PROBLEM DESCRIPTION:
Below are the records; reproduce all of them exactly but without any images.

▬▬▬

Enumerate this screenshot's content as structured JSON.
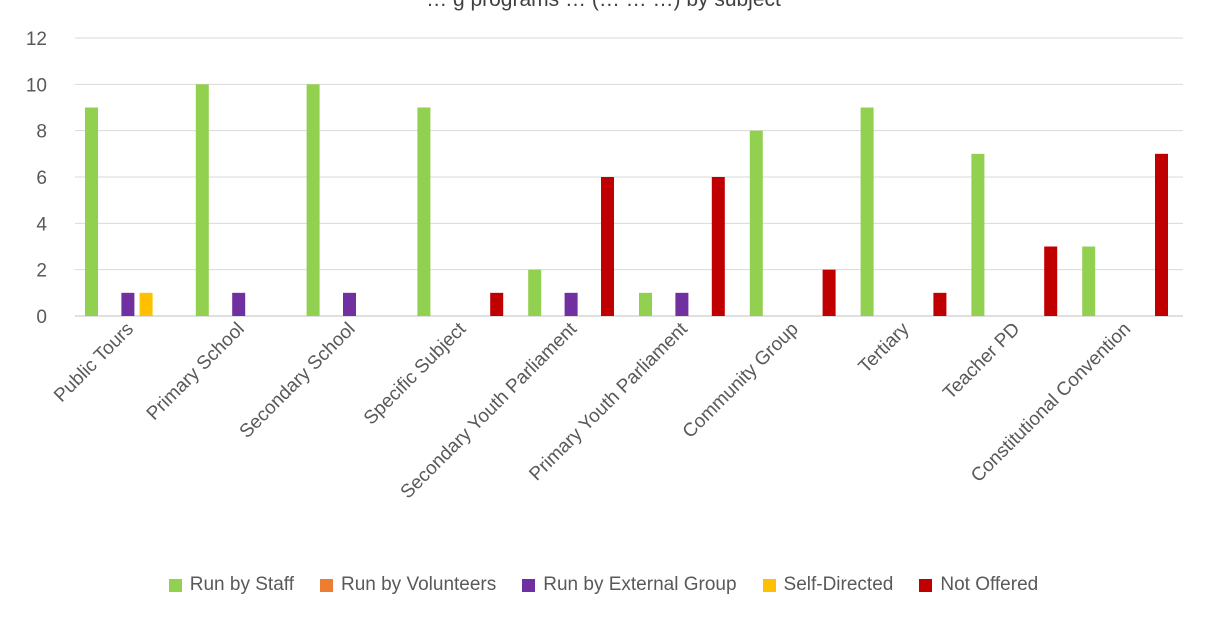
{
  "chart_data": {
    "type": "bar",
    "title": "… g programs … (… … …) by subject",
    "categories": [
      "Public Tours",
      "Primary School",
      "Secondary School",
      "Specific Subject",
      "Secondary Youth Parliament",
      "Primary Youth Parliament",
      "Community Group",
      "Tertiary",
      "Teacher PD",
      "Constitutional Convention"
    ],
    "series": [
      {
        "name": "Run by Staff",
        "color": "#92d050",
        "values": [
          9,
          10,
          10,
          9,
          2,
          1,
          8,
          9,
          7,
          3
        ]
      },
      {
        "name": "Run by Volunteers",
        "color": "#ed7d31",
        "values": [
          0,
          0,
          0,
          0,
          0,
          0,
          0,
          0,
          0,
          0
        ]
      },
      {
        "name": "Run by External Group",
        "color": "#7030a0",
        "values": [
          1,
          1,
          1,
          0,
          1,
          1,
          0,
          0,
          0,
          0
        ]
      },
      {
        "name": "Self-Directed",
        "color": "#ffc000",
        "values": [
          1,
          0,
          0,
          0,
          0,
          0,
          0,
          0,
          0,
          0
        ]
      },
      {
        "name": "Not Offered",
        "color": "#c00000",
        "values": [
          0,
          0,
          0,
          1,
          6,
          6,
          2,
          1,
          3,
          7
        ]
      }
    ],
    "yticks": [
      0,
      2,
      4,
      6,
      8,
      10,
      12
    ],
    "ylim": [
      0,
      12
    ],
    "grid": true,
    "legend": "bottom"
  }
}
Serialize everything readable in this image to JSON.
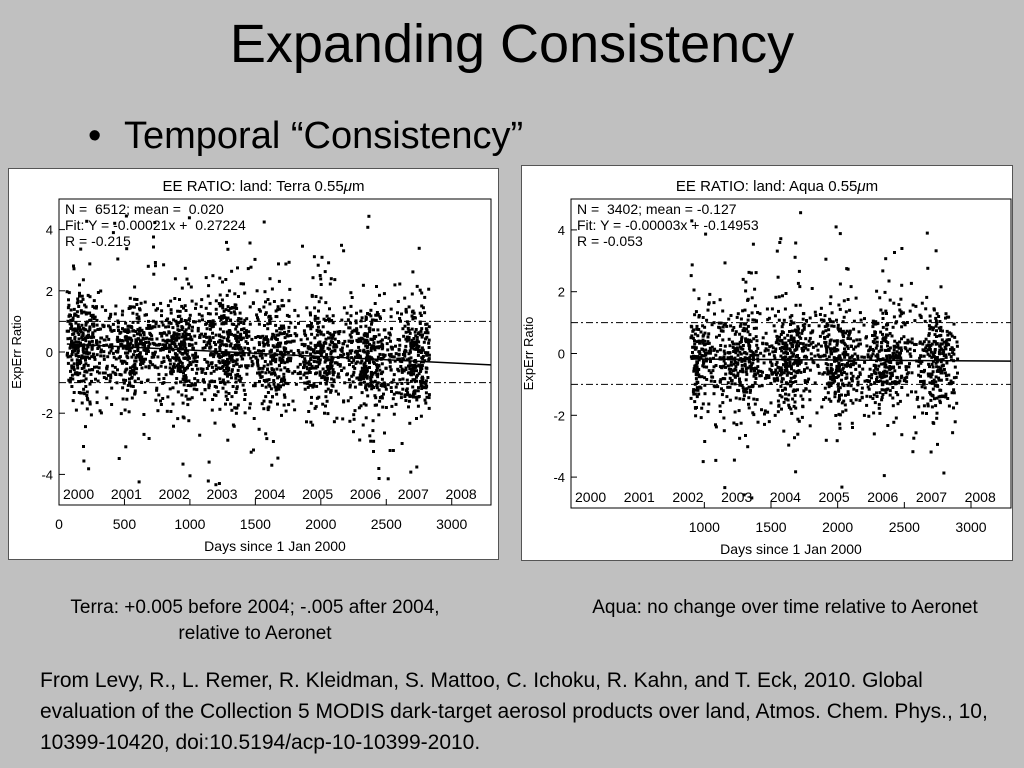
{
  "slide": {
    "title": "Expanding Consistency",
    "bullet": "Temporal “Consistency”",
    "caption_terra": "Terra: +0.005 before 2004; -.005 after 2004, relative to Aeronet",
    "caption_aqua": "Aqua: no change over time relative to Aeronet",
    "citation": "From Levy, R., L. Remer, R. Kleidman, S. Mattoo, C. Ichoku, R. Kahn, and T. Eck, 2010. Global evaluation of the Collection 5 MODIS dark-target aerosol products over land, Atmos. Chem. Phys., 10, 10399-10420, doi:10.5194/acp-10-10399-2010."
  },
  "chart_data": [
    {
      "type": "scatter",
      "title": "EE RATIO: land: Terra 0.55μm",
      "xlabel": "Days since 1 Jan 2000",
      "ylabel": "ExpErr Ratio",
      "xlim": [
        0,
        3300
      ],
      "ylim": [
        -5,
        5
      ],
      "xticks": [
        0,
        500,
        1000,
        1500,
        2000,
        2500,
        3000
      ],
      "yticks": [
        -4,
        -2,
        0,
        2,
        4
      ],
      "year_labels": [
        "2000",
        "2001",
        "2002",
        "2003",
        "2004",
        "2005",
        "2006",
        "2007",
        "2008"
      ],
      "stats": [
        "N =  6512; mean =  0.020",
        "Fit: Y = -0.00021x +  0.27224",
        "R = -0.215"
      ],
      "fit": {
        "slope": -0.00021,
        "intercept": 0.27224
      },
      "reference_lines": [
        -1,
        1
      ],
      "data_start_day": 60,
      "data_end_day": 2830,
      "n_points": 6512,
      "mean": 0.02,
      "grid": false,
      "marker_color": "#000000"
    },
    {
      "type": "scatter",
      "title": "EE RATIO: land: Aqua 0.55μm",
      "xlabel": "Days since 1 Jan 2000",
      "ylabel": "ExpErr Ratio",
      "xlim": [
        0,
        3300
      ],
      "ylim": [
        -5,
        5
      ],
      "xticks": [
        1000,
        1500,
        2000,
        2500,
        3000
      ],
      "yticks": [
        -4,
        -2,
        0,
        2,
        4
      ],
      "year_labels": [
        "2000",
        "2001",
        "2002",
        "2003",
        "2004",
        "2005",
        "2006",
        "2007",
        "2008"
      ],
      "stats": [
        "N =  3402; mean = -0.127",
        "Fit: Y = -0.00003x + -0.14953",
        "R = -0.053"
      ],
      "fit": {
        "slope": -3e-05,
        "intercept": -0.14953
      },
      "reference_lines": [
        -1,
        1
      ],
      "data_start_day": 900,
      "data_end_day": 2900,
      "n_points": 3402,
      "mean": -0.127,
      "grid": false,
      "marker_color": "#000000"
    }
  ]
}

▬▬▬

COMPLETE RESPONSE:
Enumerate this screenshot's content as structured JSON.
{
  "chart_data": {
    "type": "bar",
    "title": "… g programs … (… … …) by subject",
    "categories": [
      "Public Tours",
      "Primary School",
      "Secondary School",
      "Specific Subject",
      "Secondary Youth Parliament",
      "Primary Youth Parliament",
      "Community Group",
      "Tertiary",
      "Teacher PD",
      "Constitutional Convention"
    ],
    "series": [
      {
        "name": "Run by Staff",
        "color": "#92d050",
        "values": [
          9,
          10,
          10,
          9,
          2,
          1,
          8,
          9,
          7,
          3
        ]
      },
      {
        "name": "Run by Volunteers",
        "color": "#ed7d31",
        "values": [
          0,
          0,
          0,
          0,
          0,
          0,
          0,
          0,
          0,
          0
        ]
      },
      {
        "name": "Run by External Group",
        "color": "#7030a0",
        "values": [
          1,
          1,
          1,
          0,
          1,
          1,
          0,
          0,
          0,
          0
        ]
      },
      {
        "name": "Self-Directed",
        "color": "#ffc000",
        "values": [
          1,
          0,
          0,
          0,
          0,
          0,
          0,
          0,
          0,
          0
        ]
      },
      {
        "name": "Not Offered",
        "color": "#c00000",
        "values": [
          0,
          0,
          0,
          1,
          6,
          6,
          2,
          1,
          3,
          7
        ]
      }
    ],
    "yticks": [
      0,
      2,
      4,
      6,
      8,
      10,
      12
    ],
    "ylim": [
      0,
      12
    ],
    "grid": true,
    "legend": "bottom"
  }
}
Serialize everything readable in this image to JSON.
{
  "slide": {
    "title": "Expanding Consistency",
    "bullet": "Temporal “Consistency”",
    "caption_terra": "Terra: +0.005 before 2004; -.005 after 2004, relative to Aeronet",
    "caption_aqua": "Aqua: no change over time relative to Aeronet",
    "citation": "From Levy, R., L. Remer, R. Kleidman, S. Mattoo, C. Ichoku, R. Kahn, and T. Eck, 2010. Global evaluation of the Collection 5 MODIS dark-target aerosol products over land, Atmos. Chem. Phys., 10, 10399-10420, doi:10.5194/acp-10-10399-2010."
  },
  "chart_data": [
    {
      "type": "scatter",
      "title": "EE RATIO: land: Terra 0.55μm",
      "xlabel": "Days since 1 Jan 2000",
      "ylabel": "ExpErr Ratio",
      "xlim": [
        0,
        3300
      ],
      "ylim": [
        -5,
        5
      ],
      "xticks": [
        0,
        500,
        1000,
        1500,
        2000,
        2500,
        3000
      ],
      "yticks": [
        -4,
        -2,
        0,
        2,
        4
      ],
      "year_labels": [
        "2000",
        "2001",
        "2002",
        "2003",
        "2004",
        "2005",
        "2006",
        "2007",
        "2008"
      ],
      "stats": [
        "N =  6512; mean =  0.020",
        "Fit: Y = -0.00021x +  0.27224",
        "R = -0.215"
      ],
      "fit": {
        "slope": -0.00021,
        "intercept": 0.27224
      },
      "reference_lines": [
        -1,
        1
      ],
      "data_start_day": 60,
      "data_end_day": 2830,
      "n_points": 6512,
      "mean": 0.02,
      "grid": false,
      "marker_color": "#000000"
    },
    {
      "type": "scatter",
      "title": "EE RATIO: land: Aqua 0.55μm",
      "xlabel": "Days since 1 Jan 2000",
      "ylabel": "ExpErr Ratio",
      "xlim": [
        0,
        3300
      ],
      "ylim": [
        -5,
        5
      ],
      "xticks": [
        1000,
        1500,
        2000,
        2500,
        3000
      ],
      "yticks": [
        -4,
        -2,
        0,
        2,
        4
      ],
      "year_labels": [
        "2000",
        "2001",
        "2002",
        "2003",
        "2004",
        "2005",
        "2006",
        "2007",
        "2008"
      ],
      "stats": [
        "N =  3402; mean = -0.127",
        "Fit: Y = -0.00003x + -0.14953",
        "R = -0.053"
      ],
      "fit": {
        "slope": -3e-05,
        "intercept": -0.14953
      },
      "reference_lines": [
        -1,
        1
      ],
      "data_start_day": 900,
      "data_end_day": 2900,
      "n_points": 3402,
      "mean": -0.127,
      "grid": false,
      "marker_color": "#000000"
    }
  ]
}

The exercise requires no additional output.